--- Begin RECORD EXTRACTS ---
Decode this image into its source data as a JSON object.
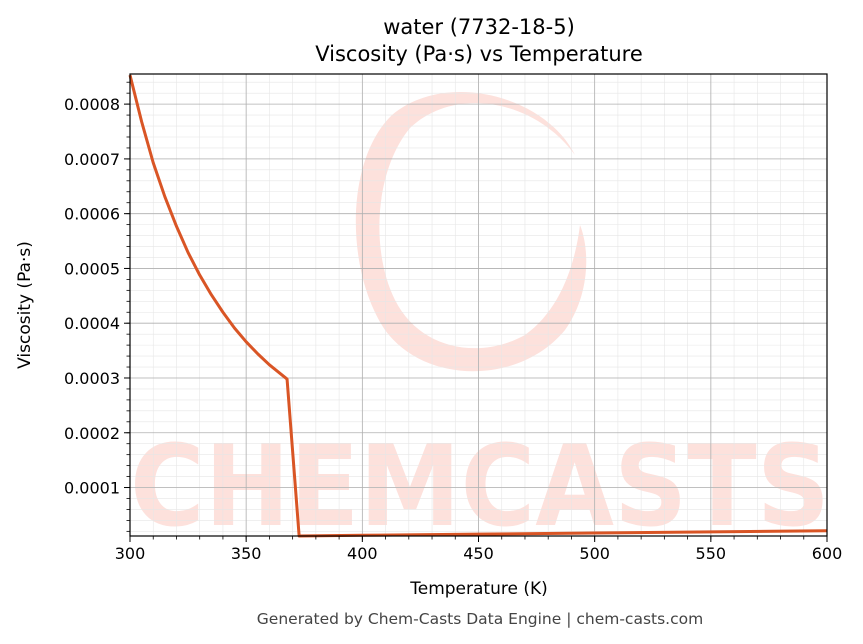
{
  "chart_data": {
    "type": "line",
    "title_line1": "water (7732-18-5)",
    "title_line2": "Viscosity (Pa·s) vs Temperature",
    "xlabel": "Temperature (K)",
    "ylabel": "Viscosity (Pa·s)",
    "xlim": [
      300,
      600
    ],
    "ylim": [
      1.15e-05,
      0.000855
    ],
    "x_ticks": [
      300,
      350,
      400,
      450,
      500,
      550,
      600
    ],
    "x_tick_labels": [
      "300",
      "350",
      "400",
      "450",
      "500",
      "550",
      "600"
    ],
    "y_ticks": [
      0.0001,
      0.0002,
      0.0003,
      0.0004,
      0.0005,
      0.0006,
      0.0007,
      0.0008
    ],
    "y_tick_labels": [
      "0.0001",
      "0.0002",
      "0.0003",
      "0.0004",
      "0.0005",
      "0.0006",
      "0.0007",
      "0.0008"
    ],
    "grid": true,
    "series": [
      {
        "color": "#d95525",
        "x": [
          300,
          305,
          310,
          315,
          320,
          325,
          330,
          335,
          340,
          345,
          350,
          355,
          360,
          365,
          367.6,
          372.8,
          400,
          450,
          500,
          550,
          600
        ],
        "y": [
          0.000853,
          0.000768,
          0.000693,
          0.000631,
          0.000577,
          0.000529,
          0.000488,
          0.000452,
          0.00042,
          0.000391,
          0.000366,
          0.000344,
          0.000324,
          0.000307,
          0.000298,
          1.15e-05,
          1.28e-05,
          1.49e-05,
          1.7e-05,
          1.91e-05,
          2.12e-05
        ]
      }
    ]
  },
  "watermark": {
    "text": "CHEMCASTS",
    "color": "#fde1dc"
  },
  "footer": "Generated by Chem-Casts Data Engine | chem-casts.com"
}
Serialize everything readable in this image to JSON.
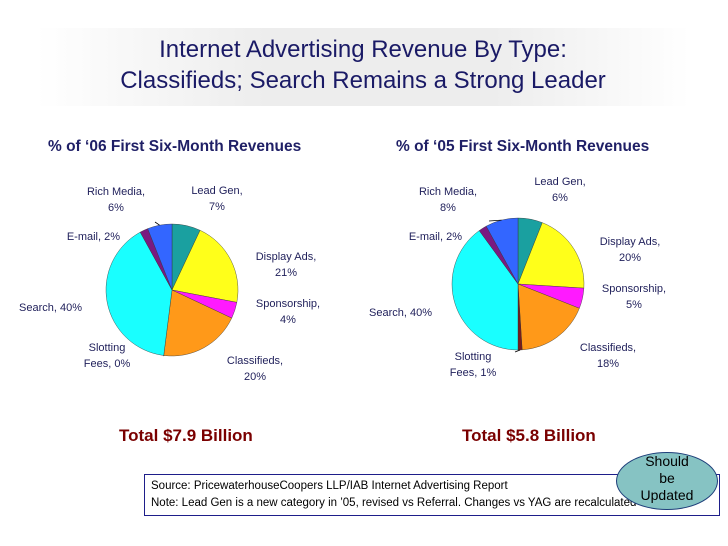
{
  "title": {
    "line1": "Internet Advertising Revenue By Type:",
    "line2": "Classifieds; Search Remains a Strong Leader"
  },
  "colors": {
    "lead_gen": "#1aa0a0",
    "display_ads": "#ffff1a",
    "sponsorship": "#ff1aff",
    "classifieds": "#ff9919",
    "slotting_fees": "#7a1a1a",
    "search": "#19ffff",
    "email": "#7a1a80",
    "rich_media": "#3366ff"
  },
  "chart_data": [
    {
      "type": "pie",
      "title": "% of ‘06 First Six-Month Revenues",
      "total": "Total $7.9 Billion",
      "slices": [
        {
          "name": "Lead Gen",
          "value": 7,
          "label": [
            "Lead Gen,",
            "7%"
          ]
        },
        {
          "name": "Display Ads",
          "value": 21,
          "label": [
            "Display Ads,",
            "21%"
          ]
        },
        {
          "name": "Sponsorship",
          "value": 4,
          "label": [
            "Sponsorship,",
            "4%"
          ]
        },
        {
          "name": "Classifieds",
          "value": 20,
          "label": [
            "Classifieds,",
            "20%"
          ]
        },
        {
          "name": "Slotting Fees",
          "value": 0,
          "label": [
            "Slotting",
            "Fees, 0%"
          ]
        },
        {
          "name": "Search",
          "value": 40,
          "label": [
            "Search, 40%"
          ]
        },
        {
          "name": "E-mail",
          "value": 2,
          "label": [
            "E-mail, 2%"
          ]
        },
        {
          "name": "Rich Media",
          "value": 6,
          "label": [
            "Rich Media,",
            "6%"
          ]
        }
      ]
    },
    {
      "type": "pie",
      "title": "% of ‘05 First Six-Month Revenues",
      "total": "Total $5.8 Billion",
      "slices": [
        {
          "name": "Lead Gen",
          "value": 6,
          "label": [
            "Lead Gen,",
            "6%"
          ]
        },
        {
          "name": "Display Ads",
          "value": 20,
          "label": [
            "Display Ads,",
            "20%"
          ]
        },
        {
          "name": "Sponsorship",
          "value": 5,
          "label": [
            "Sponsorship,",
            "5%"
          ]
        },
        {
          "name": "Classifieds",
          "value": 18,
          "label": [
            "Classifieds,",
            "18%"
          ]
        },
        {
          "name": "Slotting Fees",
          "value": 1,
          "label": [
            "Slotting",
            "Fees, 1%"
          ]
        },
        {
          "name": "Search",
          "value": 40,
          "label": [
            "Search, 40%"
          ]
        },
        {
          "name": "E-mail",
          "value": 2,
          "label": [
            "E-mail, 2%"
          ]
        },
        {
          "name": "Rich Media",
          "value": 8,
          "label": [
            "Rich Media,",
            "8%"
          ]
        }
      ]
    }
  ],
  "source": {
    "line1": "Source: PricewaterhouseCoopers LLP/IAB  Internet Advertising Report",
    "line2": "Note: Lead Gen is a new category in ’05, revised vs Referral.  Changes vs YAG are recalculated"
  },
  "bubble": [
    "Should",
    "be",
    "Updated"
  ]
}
--- End RECORD EXTRACTS ---
▸ **WHAT TO DO**
Drop the images and quote the entries word for word.

▸ **COMPLETED EXERCISE**
Decode this image into its source data as a JSON object.
{
  "chart_data": {
    "type": "line",
    "title_line1": "water (7732-18-5)",
    "title_line2": "Viscosity (Pa·s) vs Temperature",
    "xlabel": "Temperature (K)",
    "ylabel": "Viscosity (Pa·s)",
    "xlim": [
      300,
      600
    ],
    "ylim": [
      1.15e-05,
      0.000855
    ],
    "x_ticks": [
      300,
      350,
      400,
      450,
      500,
      550,
      600
    ],
    "x_tick_labels": [
      "300",
      "350",
      "400",
      "450",
      "500",
      "550",
      "600"
    ],
    "y_ticks": [
      0.0001,
      0.0002,
      0.0003,
      0.0004,
      0.0005,
      0.0006,
      0.0007,
      0.0008
    ],
    "y_tick_labels": [
      "0.0001",
      "0.0002",
      "0.0003",
      "0.0004",
      "0.0005",
      "0.0006",
      "0.0007",
      "0.0008"
    ],
    "grid": true,
    "series": [
      {
        "color": "#d95525",
        "x": [
          300,
          305,
          310,
          315,
          320,
          325,
          330,
          335,
          340,
          345,
          350,
          355,
          360,
          365,
          367.6,
          372.8,
          400,
          450,
          500,
          550,
          600
        ],
        "y": [
          0.000853,
          0.000768,
          0.000693,
          0.000631,
          0.000577,
          0.000529,
          0.000488,
          0.000452,
          0.00042,
          0.000391,
          0.000366,
          0.000344,
          0.000324,
          0.000307,
          0.000298,
          1.15e-05,
          1.28e-05,
          1.49e-05,
          1.7e-05,
          1.91e-05,
          2.12e-05
        ]
      }
    ]
  },
  "watermark": {
    "text": "CHEMCASTS",
    "color": "#fde1dc"
  },
  "footer": "Generated by Chem-Casts Data Engine | chem-casts.com"
}
Serialize everything readable in this image to JSON.
{
  "title": {
    "line1": "Internet Advertising Revenue By Type:",
    "line2": "Classifieds; Search Remains a Strong Leader"
  },
  "colors": {
    "lead_gen": "#1aa0a0",
    "display_ads": "#ffff1a",
    "sponsorship": "#ff1aff",
    "classifieds": "#ff9919",
    "slotting_fees": "#7a1a1a",
    "search": "#19ffff",
    "email": "#7a1a80",
    "rich_media": "#3366ff"
  },
  "chart_data": [
    {
      "type": "pie",
      "title": "% of ‘06 First Six-Month Revenues",
      "total": "Total $7.9 Billion",
      "slices": [
        {
          "name": "Lead Gen",
          "value": 7,
          "label": [
            "Lead Gen,",
            "7%"
          ]
        },
        {
          "name": "Display Ads",
          "value": 21,
          "label": [
            "Display Ads,",
            "21%"
          ]
        },
        {
          "name": "Sponsorship",
          "value": 4,
          "label": [
            "Sponsorship,",
            "4%"
          ]
        },
        {
          "name": "Classifieds",
          "value": 20,
          "label": [
            "Classifieds,",
            "20%"
          ]
        },
        {
          "name": "Slotting Fees",
          "value": 0,
          "label": [
            "Slotting",
            "Fees, 0%"
          ]
        },
        {
          "name": "Search",
          "value": 40,
          "label": [
            "Search, 40%"
          ]
        },
        {
          "name": "E-mail",
          "value": 2,
          "label": [
            "E-mail, 2%"
          ]
        },
        {
          "name": "Rich Media",
          "value": 6,
          "label": [
            "Rich Media,",
            "6%"
          ]
        }
      ]
    },
    {
      "type": "pie",
      "title": "% of ‘05 First Six-Month Revenues",
      "total": "Total $5.8 Billion",
      "slices": [
        {
          "name": "Lead Gen",
          "value": 6,
          "label": [
            "Lead Gen,",
            "6%"
          ]
        },
        {
          "name": "Display Ads",
          "value": 20,
          "label": [
            "Display Ads,",
            "20%"
          ]
        },
        {
          "name": "Sponsorship",
          "value": 5,
          "label": [
            "Sponsorship,",
            "5%"
          ]
        },
        {
          "name": "Classifieds",
          "value": 18,
          "label": [
            "Classifieds,",
            "18%"
          ]
        },
        {
          "name": "Slotting Fees",
          "value": 1,
          "label": [
            "Slotting",
            "Fees, 1%"
          ]
        },
        {
          "name": "Search",
          "value": 40,
          "label": [
            "Search, 40%"
          ]
        },
        {
          "name": "E-mail",
          "value": 2,
          "label": [
            "E-mail, 2%"
          ]
        },
        {
          "name": "Rich Media",
          "value": 8,
          "label": [
            "Rich Media,",
            "8%"
          ]
        }
      ]
    }
  ],
  "source": {
    "line1": "Source: PricewaterhouseCoopers LLP/IAB  Internet Advertising Report",
    "line2": "Note: Lead Gen is a new category in ’05, revised vs Referral.  Changes vs YAG are recalculated"
  },
  "bubble": [
    "Should",
    "be",
    "Updated"
  ]
}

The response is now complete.